◆ Exercise ◆
Recast the data from its first line up to and including the line with "y-tick-label: 0.00 xyxy=(161,323,188,339)" as a JSON list of strings, one string per line, with blank lines left out.

◆ Recorded information ◆
· · · · · · ·

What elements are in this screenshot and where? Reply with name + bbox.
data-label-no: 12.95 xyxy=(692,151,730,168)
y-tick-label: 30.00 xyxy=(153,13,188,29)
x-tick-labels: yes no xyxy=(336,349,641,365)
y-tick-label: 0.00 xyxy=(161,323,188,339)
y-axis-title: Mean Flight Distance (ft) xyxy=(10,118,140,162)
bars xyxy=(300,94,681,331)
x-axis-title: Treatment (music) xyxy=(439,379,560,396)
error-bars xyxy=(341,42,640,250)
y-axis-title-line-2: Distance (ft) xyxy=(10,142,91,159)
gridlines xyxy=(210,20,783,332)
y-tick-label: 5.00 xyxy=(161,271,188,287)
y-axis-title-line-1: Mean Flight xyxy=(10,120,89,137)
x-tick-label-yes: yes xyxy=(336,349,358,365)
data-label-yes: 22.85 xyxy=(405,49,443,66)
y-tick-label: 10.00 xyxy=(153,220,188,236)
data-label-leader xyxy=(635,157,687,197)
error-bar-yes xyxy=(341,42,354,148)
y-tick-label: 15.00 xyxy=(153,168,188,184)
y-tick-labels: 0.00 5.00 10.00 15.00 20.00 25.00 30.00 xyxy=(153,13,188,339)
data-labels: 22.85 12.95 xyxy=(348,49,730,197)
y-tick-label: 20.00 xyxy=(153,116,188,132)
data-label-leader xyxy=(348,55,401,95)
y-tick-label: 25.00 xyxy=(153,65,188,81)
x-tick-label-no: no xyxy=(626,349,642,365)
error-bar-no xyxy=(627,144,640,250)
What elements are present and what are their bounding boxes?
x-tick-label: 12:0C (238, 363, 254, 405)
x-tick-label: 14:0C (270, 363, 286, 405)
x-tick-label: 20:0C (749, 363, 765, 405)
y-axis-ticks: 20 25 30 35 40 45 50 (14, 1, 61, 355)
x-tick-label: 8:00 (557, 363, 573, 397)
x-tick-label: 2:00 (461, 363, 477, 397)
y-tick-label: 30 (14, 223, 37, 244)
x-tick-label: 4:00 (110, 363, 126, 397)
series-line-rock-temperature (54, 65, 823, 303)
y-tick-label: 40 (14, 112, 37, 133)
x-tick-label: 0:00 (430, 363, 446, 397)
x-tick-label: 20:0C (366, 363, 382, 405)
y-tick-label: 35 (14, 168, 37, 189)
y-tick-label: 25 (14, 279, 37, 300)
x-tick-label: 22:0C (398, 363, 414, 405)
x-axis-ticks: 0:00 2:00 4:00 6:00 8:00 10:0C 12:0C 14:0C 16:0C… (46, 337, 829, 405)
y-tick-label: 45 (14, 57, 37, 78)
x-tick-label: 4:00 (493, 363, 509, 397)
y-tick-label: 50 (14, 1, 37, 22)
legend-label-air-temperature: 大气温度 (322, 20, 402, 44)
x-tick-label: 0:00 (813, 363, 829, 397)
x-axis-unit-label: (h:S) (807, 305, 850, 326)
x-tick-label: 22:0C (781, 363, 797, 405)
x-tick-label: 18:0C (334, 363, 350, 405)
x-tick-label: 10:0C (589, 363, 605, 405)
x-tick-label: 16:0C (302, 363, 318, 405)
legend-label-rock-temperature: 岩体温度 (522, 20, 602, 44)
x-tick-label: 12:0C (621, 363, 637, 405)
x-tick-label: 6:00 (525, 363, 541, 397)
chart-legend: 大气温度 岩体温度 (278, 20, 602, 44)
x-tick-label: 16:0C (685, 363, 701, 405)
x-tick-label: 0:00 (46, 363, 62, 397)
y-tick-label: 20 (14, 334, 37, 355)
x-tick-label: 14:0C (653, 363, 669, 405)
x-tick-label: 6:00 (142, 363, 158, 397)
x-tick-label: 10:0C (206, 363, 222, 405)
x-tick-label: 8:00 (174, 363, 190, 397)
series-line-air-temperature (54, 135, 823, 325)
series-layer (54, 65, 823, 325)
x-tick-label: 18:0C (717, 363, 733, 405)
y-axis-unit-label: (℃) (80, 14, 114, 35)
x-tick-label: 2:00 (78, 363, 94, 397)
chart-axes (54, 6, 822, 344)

· · · · · · ·

◆ Exercise answer ◆
[
  "What elements are in this screenshot and where? Reply with name + bbox.",
  "data-label-no: 12.95 xyxy=(692,151,730,168)",
  "y-tick-label: 30.00 xyxy=(153,13,188,29)",
  "x-tick-labels: yes no xyxy=(336,349,641,365)",
  "y-tick-label: 0.00 xyxy=(161,323,188,339)"
]